— Start of Excerpted records —

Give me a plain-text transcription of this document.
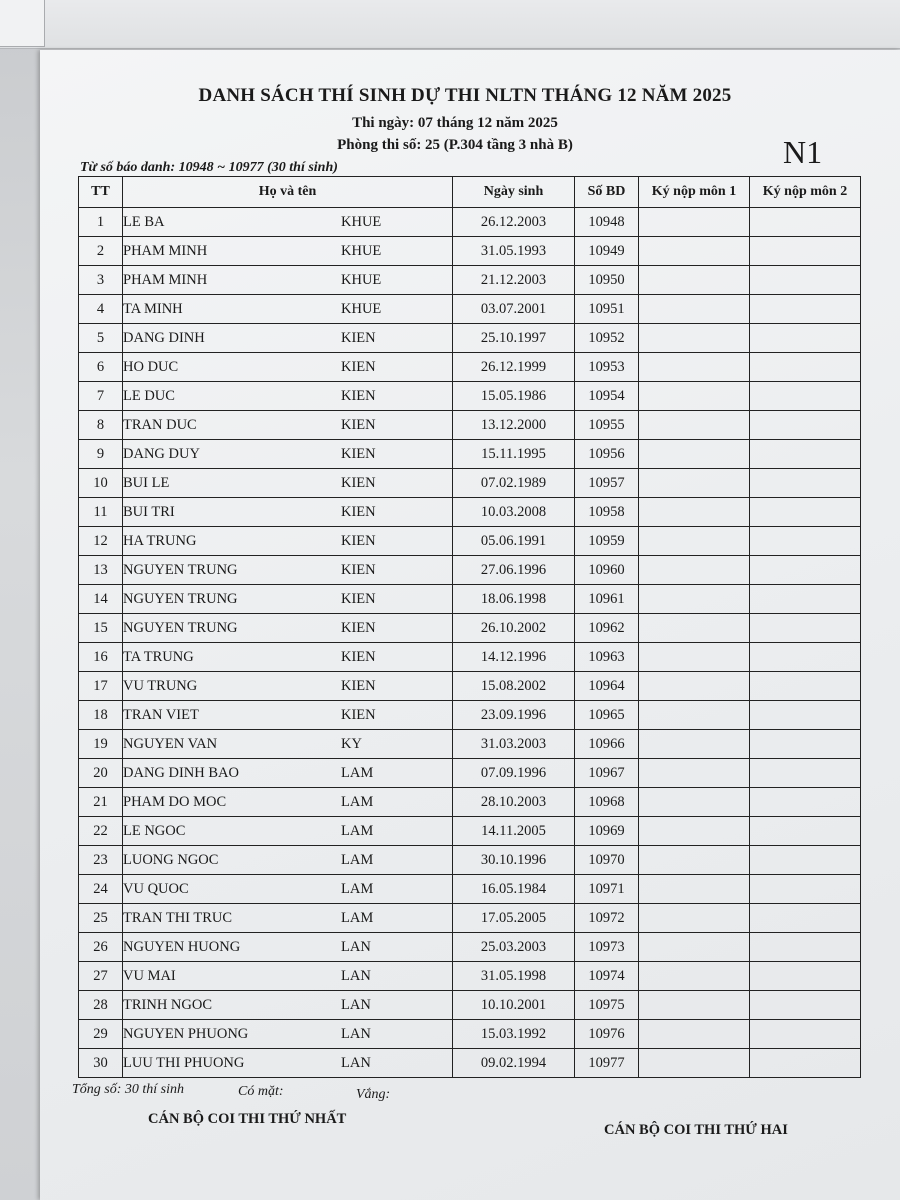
DANH SÁCH THÍ SINH DỰ THI NLTN THÁNG 12 NĂM 2025
Thi ngày: 07 tháng 12 năm 2025
Phòng thi số: 25 (P.304 tầng 3 nhà B)	N1
Từ số báo danh: 10948 ~ 10977 (30 thí sinh)
TT	Họ và tên	Ngày sinh	Số BD	Ký nộp môn 1	Ký nộp môn 2
1	LE BA KHUE	26.12.2003	10948		
2	PHAM MINH KHUE	31.05.1993	10949		
3	PHAM MINH KHUE	21.12.2003	10950		
4	TA MINH KHUE	03.07.2001	10951		
5	DANG DINH KIEN	25.10.1997	10952		
6	HO DUC KIEN	26.12.1999	10953		
7	LE DUC KIEN	15.05.1986	10954		
8	TRAN DUC KIEN	13.12.2000	10955		
9	DANG DUY KIEN	15.11.1995	10956		
10	BUI LE KIEN	07.02.1989	10957		
11	BUI TRI KIEN	10.03.2008	10958		
12	HA TRUNG KIEN	05.06.1991	10959		
13	NGUYEN TRUNG KIEN	27.06.1996	10960		
14	NGUYEN TRUNG KIEN	18.06.1998	10961		
15	NGUYEN TRUNG KIEN	26.10.2002	10962		
16	TA TRUNG KIEN	14.12.1996	10963		
17	VU TRUNG KIEN	15.08.2002	10964		
18	TRAN VIET KIEN	23.09.1996	10965		
19	NGUYEN VAN KY	31.03.2003	10966		
20	DANG DINH BAO LAM	07.09.1996	10967		
21	PHAM DO MOC LAM	28.10.2003	10968		
22	LE NGOC LAM	14.11.2005	10969		
23	LUONG NGOC LAM	30.10.1996	10970		
24	VU QUOC LAM	16.05.1984	10971		
25	TRAN THI TRUC LAM	17.05.2005	10972		
26	NGUYEN HUONG LAN	25.03.2003	10973		
27	VU MAI LAN	31.05.1998	10974		
28	TRINH NGOC LAN	10.10.2001	10975		
29	NGUYEN PHUONG LAN	15.03.1992	10976		
30	LUU THI PHUONG LAN	09.02.1994	10977		
Tổng số: 30 thí sinh	Có mặt:	Vắng:
CÁN BỘ COI THI THỨ NHẤT
CÁN BỘ COI THI THỨ HAI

— End of Excerpted records —

- Written request -
All entries are to be retyped exactly. Omit any embedded images.

- The reply -
Give me a plain-text transcription of this document.
DANH SÁCH THÍ SINH DỰ THI NLTN THÁNG 12 NĂM 2025
Thi ngày: 07 tháng 12 năm 2025
Phòng thi số: 25 (P.304 tầng 3 nhà B)	N1
Từ số báo danh: 10948 ~ 10977 (30 thí sinh)
TT	Họ và tên	Ngày sinh	Số BD	Ký nộp môn 1	Ký nộp môn 2
1	LE BA KHUE	26.12.2003	10948		
2	PHAM MINH KHUE	31.05.1993	10949		
3	PHAM MINH KHUE	21.12.2003	10950		
4	TA MINH KHUE	03.07.2001	10951		
5	DANG DINH KIEN	25.10.1997	10952		
6	HO DUC KIEN	26.12.1999	10953		
7	LE DUC KIEN	15.05.1986	10954		
8	TRAN DUC KIEN	13.12.2000	10955		
9	DANG DUY KIEN	15.11.1995	10956		
10	BUI LE KIEN	07.02.1989	10957		
11	BUI TRI KIEN	10.03.2008	10958		
12	HA TRUNG KIEN	05.06.1991	10959		
13	NGUYEN TRUNG KIEN	27.06.1996	10960		
14	NGUYEN TRUNG KIEN	18.06.1998	10961		
15	NGUYEN TRUNG KIEN	26.10.2002	10962		
16	TA TRUNG KIEN	14.12.1996	10963		
17	VU TRUNG KIEN	15.08.2002	10964		
18	TRAN VIET KIEN	23.09.1996	10965		
19	NGUYEN VAN KY	31.03.2003	10966		
20	DANG DINH BAO LAM	07.09.1996	10967		
21	PHAM DO MOC LAM	28.10.2003	10968		
22	LE NGOC LAM	14.11.2005	10969		
23	LUONG NGOC LAM	30.10.1996	10970		
24	VU QUOC LAM	16.05.1984	10971		
25	TRAN THI TRUC LAM	17.05.2005	10972		
26	NGUYEN HUONG LAN	25.03.2003	10973		
27	VU MAI LAN	31.05.1998	10974		
28	TRINH NGOC LAN	10.10.2001	10975		
29	NGUYEN PHUONG LAN	15.03.1992	10976		
30	LUU THI PHUONG LAN	09.02.1994	10977		
Tổng số: 30 thí sinh	Có mặt:	Vắng:
CÁN BỘ COI THI THỨ NHẤT
CÁN BỘ COI THI THỨ HAI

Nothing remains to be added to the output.